--- start DATA EXCERPTS ---

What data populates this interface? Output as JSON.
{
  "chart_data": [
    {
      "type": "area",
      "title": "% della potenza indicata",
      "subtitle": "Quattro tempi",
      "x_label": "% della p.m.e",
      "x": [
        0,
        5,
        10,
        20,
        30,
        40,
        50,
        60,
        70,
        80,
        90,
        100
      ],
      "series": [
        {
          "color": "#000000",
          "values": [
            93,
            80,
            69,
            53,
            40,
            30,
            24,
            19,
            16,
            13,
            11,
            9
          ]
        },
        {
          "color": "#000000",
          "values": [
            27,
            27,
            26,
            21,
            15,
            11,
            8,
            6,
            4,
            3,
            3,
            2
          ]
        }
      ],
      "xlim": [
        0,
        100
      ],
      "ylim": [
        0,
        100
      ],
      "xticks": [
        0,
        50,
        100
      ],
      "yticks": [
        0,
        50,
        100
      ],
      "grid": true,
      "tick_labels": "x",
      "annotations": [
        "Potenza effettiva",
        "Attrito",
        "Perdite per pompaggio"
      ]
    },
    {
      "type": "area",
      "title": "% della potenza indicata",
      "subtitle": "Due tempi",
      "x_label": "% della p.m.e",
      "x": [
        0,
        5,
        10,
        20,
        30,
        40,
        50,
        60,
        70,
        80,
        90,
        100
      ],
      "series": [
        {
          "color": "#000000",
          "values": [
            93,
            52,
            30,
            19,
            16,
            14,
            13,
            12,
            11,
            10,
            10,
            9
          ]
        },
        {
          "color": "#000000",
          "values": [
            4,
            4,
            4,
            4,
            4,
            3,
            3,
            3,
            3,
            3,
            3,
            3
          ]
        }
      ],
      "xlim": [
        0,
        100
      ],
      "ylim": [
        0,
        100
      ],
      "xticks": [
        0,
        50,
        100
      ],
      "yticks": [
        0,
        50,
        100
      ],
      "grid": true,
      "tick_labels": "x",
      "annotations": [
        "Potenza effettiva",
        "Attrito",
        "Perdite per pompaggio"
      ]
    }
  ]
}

--- end DATA EXCERPTS ---

TASK REQUIREMENTS: Retype the entries one by one, exactly.

COMPLETE RESPONSE:
What data populates this interface? Output as JSON.
{
  "chart_data": [
    {
      "type": "area",
      "title": "% della potenza indicata",
      "subtitle": "Quattro tempi",
      "x_label": "% della p.m.e",
      "x": [
        0,
        5,
        10,
        20,
        30,
        40,
        50,
        60,
        70,
        80,
        90,
        100
      ],
      "series": [
        {
          "color": "#000000",
          "values": [
            93,
            80,
            69,
            53,
            40,
            30,
            24,
            19,
            16,
            13,
            11,
            9
          ]
        },
        {
          "color": "#000000",
          "values": [
            27,
            27,
            26,
            21,
            15,
            11,
            8,
            6,
            4,
            3,
            3,
            2
          ]
        }
      ],
      "xlim": [
        0,
        100
      ],
      "ylim": [
        0,
        100
      ],
      "xticks": [
        0,
        50,
        100
      ],
      "yticks": [
        0,
        50,
        100
      ],
      "grid": true,
      "tick_labels": "x",
      "annotations": [
        "Potenza effettiva",
        "Attrito",
        "Perdite per pompaggio"
      ]
    },
    {
      "type": "area",
      "title": "% della potenza indicata",
      "subtitle": "Due tempi",
      "x_label": "% della p.m.e",
      "x": [
        0,
        5,
        10,
        20,
        30,
        40,
        50,
        60,
        70,
        80,
        90,
        100
      ],
      "series": [
        {
          "color": "#000000",
          "values": [
            93,
            52,
            30,
            19,
            16,
            14,
            13,
            12,
            11,
            10,
            10,
            9
          ]
        },
        {
          "color": "#000000",
          "values": [
            4,
            4,
            4,
            4,
            4,
            3,
            3,
            3,
            3,
            3,
            3,
            3
          ]
        }
      ],
      "xlim": [
        0,
        100
      ],
      "ylim": [
        0,
        100
      ],
      "xticks": [
        0,
        50,
        100
      ],
      "yticks": [
        0,
        50,
        100
      ],
      "grid": true,
      "tick_labels": "x",
      "annotations": [
        "Potenza effettiva",
        "Attrito",
        "Perdite per pompaggio"
      ]
    }
  ]
}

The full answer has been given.